** start INFORMATION PROVIDED **

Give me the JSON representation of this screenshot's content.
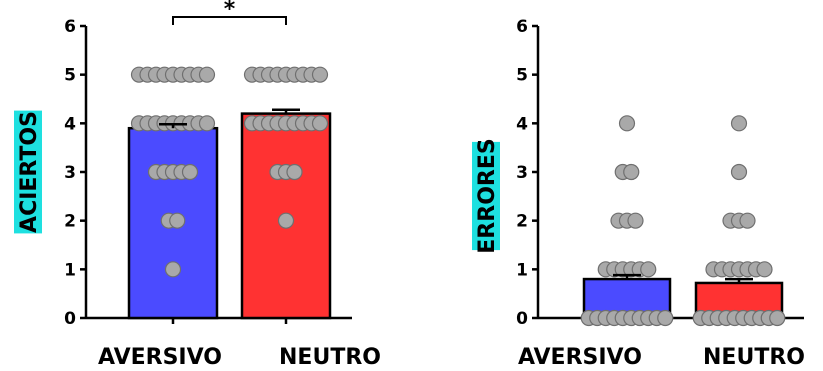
{
  "chart_data": [
    {
      "type": "bar",
      "ylabel": "ACIERTOS",
      "ylabel_bg": "#1ee0e0",
      "categories": [
        "AVERSIVO",
        "NEUTRO"
      ],
      "values": [
        3.9,
        4.2
      ],
      "errors": [
        0.08,
        0.08
      ],
      "bar_colors": [
        "#4b4bff",
        "#ff3232"
      ],
      "ylim": [
        0,
        6
      ],
      "yticks": [
        "0",
        "1",
        "2",
        "3",
        "4",
        "5",
        "6"
      ],
      "significance": "*",
      "points": [
        [
          5,
          5,
          5,
          5,
          5,
          5,
          5,
          5,
          5,
          4,
          4,
          4,
          4,
          4,
          4,
          4,
          4,
          4,
          3,
          3,
          3,
          3,
          3,
          2,
          2,
          1
        ],
        [
          5,
          5,
          5,
          5,
          5,
          5,
          5,
          5,
          5,
          4,
          4,
          4,
          4,
          4,
          4,
          4,
          4,
          4,
          3,
          3,
          3,
          2
        ]
      ]
    },
    {
      "type": "bar",
      "ylabel": "ERRORES",
      "ylabel_bg": "#1ee0e0",
      "categories": [
        "AVERSIVO",
        "NEUTRO"
      ],
      "values": [
        0.8,
        0.72
      ],
      "errors": [
        0.08,
        0.08
      ],
      "bar_colors": [
        "#4b4bff",
        "#ff3232"
      ],
      "ylim": [
        0,
        6
      ],
      "yticks": [
        "0",
        "1",
        "2",
        "3",
        "4",
        "5",
        "6"
      ],
      "points": [
        [
          4,
          3,
          3,
          2,
          2,
          2,
          1,
          1,
          1,
          1,
          1,
          1,
          0,
          0,
          0,
          0,
          0,
          0,
          0,
          0,
          0,
          0
        ],
        [
          4,
          3,
          2,
          2,
          2,
          1,
          1,
          1,
          1,
          1,
          1,
          1,
          0,
          0,
          0,
          0,
          0,
          0,
          0,
          0,
          0,
          0
        ]
      ]
    }
  ]
}
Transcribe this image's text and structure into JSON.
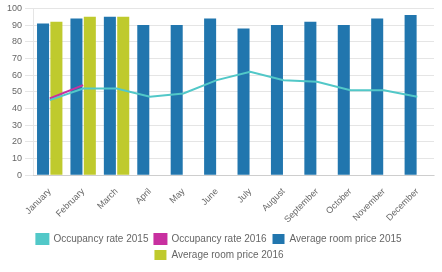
{
  "chart_data": {
    "type": "bar",
    "categories": [
      "January",
      "February",
      "March",
      "April",
      "May",
      "June",
      "July",
      "August",
      "September",
      "October",
      "November",
      "December"
    ],
    "series": [
      {
        "name": "Average room price 2015",
        "type": "bar",
        "color": "#2176AE",
        "values": [
          91,
          94,
          95,
          90,
          90,
          94,
          88,
          90,
          92,
          90,
          94,
          96
        ]
      },
      {
        "name": "Average room price 2016",
        "type": "bar",
        "color": "#BFCA2D",
        "values": [
          92,
          95,
          95,
          null,
          null,
          null,
          null,
          null,
          null,
          null,
          null,
          null
        ]
      },
      {
        "name": "Occupancy rate 2015",
        "type": "line",
        "color": "#52C8C8",
        "values": [
          45,
          52,
          52,
          47,
          49,
          57,
          62,
          57,
          56,
          51,
          51,
          47
        ]
      },
      {
        "name": "Occupancy rate 2016",
        "type": "line",
        "color": "#C830A0",
        "values": [
          46,
          54,
          null,
          null,
          null,
          null,
          null,
          null,
          null,
          null,
          null,
          null
        ]
      }
    ],
    "ylim": [
      0,
      100
    ],
    "yticks": [
      0,
      10,
      20,
      30,
      40,
      50,
      60,
      70,
      80,
      90,
      100
    ],
    "grid": true,
    "legend": "bottom"
  }
}
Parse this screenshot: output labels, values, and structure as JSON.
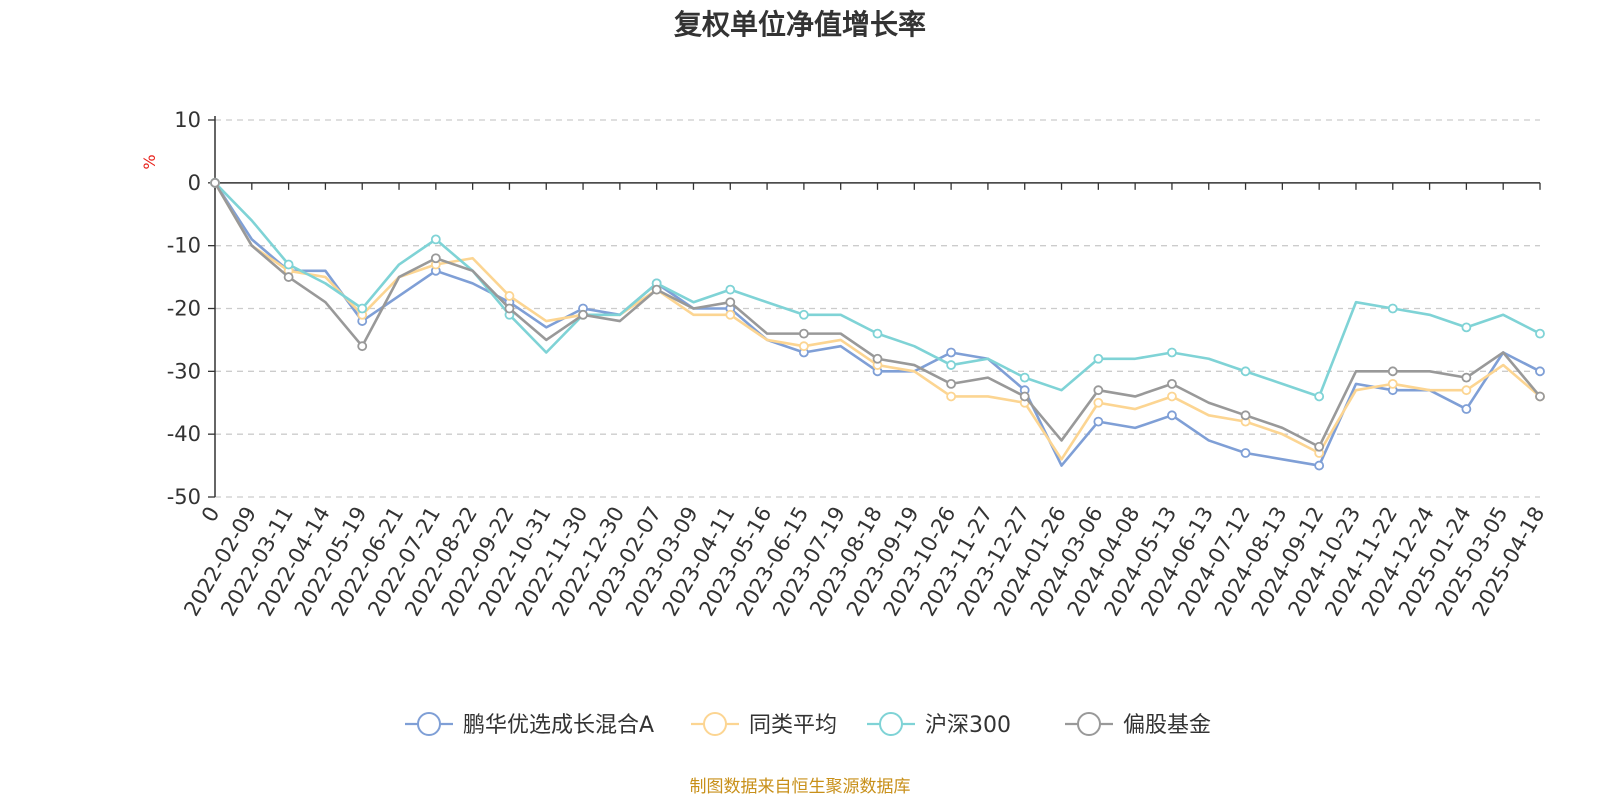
{
  "chart_data": {
    "type": "line",
    "title": "复权单位净值增长率",
    "ylabel": "%",
    "ylim": [
      -50,
      10
    ],
    "yticks": [
      10,
      0,
      -10,
      -20,
      -30,
      -40,
      -50
    ],
    "grid": true,
    "legend_position": "bottom",
    "x_start_label": "0",
    "x": [
      "2022-02-09",
      "2022-03-11",
      "2022-04-14",
      "2022-05-19",
      "2022-06-21",
      "2022-07-21",
      "2022-08-22",
      "2022-09-22",
      "2022-10-31",
      "2022-11-30",
      "2022-12-30",
      "2023-02-07",
      "2023-03-09",
      "2023-04-11",
      "2023-05-16",
      "2023-06-15",
      "2023-07-19",
      "2023-08-18",
      "2023-09-19",
      "2023-10-26",
      "2023-11-27",
      "2023-12-27",
      "2024-01-26",
      "2024-03-06",
      "2024-04-08",
      "2024-05-13",
      "2024-06-13",
      "2024-07-12",
      "2024-08-13",
      "2024-09-12",
      "2024-10-23",
      "2024-11-22",
      "2024-12-24",
      "2025-01-24",
      "2025-03-05",
      "2025-04-18"
    ],
    "series": [
      {
        "name": "鹏华优选成长混合A",
        "color": "#7f9fd6",
        "values": [
          -9,
          -14,
          -14,
          -22,
          -18,
          -14,
          -16,
          -19,
          -23,
          -20,
          -21,
          -16,
          -20,
          -20,
          -25,
          -27,
          -26,
          -30,
          -30,
          -27,
          -28,
          -33,
          -45,
          -38,
          -39,
          -37,
          -41,
          -43,
          -44,
          -45,
          -32,
          -33,
          -33,
          -36,
          -27,
          -30
        ]
      },
      {
        "name": "同类平均",
        "color": "#fcd592",
        "values": [
          -10,
          -14,
          -15,
          -21,
          -15,
          -13,
          -12,
          -18,
          -22,
          -21,
          -21,
          -17,
          -21,
          -21,
          -25,
          -26,
          -25,
          -29,
          -30,
          -34,
          -34,
          -35,
          -44,
          -35,
          -36,
          -34,
          -37,
          -38,
          -40,
          -43,
          -33,
          -32,
          -33,
          -33,
          -29,
          -34
        ]
      },
      {
        "name": "沪深300",
        "color": "#7fd3d6",
        "values": [
          -6,
          -13,
          -16,
          -20,
          -13,
          -9,
          -14,
          -21,
          -27,
          -21,
          -21,
          -16,
          -19,
          -17,
          -19,
          -21,
          -21,
          -24,
          -26,
          -29,
          -28,
          -31,
          -33,
          -28,
          -28,
          -27,
          -28,
          -30,
          -32,
          -34,
          -19,
          -20,
          -21,
          -23,
          -21,
          -24
        ]
      },
      {
        "name": "偏股基金",
        "color": "#999999",
        "values": [
          -10,
          -15,
          -19,
          -26,
          -15,
          -12,
          -14,
          -20,
          -25,
          -21,
          -22,
          -17,
          -20,
          -19,
          -24,
          -24,
          -24,
          -28,
          -29,
          -32,
          -31,
          -34,
          -41,
          -33,
          -34,
          -32,
          -35,
          -37,
          -39,
          -42,
          -30,
          -30,
          -30,
          -31,
          -27,
          -34
        ]
      }
    ]
  },
  "source": "制图数据来自恒生聚源数据库"
}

** end INFORMATION PROVIDED **

PROBLEM TO WORK ON: Show the lines of the records that contain the word "price".

PROBLEM SOLUTION:
        "name": "Average room price 2015",
        "name": "Average room price 2016",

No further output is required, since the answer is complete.